### Short exercise
Copy out every line of the records where the string "this" occurs.
================================
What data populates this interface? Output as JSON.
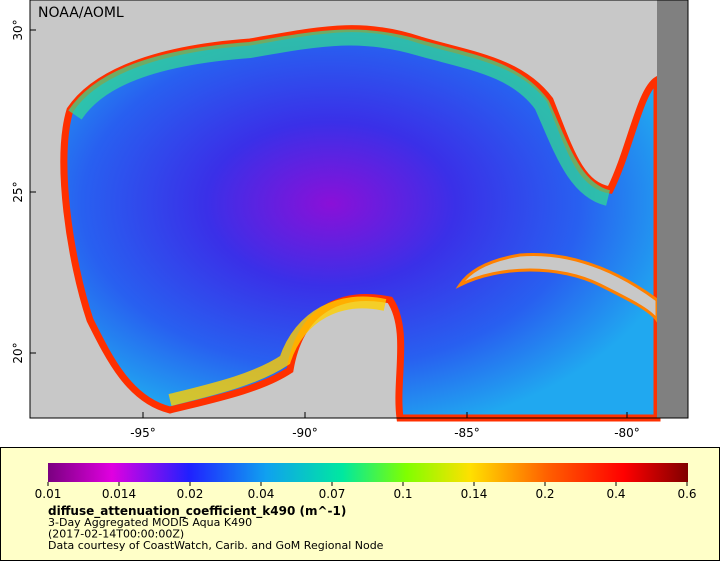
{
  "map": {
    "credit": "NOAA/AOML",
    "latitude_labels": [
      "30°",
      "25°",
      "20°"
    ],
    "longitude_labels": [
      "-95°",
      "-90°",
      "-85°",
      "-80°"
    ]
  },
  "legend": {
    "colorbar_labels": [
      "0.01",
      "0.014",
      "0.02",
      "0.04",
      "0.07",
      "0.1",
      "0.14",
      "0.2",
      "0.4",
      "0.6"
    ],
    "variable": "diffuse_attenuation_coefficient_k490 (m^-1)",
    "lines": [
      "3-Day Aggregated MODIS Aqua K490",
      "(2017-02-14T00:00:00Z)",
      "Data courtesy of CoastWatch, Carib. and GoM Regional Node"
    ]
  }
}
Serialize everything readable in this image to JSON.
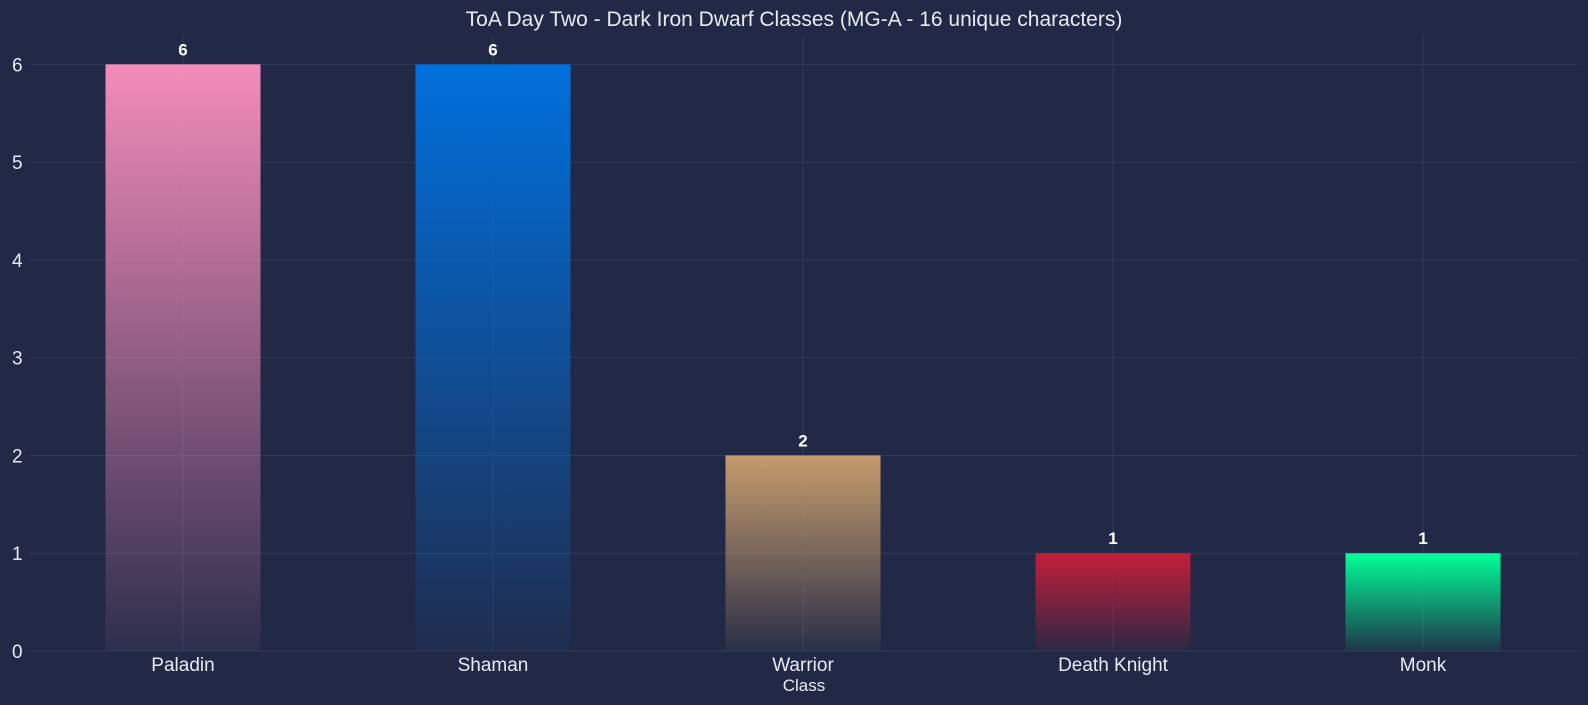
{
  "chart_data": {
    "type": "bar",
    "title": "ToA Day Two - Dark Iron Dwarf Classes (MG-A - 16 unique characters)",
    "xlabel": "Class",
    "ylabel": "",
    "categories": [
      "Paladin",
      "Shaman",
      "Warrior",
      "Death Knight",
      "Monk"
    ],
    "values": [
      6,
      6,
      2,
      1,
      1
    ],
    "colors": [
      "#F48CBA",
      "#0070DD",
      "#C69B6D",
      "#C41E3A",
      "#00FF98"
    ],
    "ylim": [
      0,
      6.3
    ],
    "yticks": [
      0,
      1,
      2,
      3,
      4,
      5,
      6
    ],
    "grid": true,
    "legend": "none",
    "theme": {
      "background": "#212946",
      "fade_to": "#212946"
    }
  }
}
================================
### Expected answer
What data populates this interface? Output as JSON.
Serialize everything readable in this image to JSON.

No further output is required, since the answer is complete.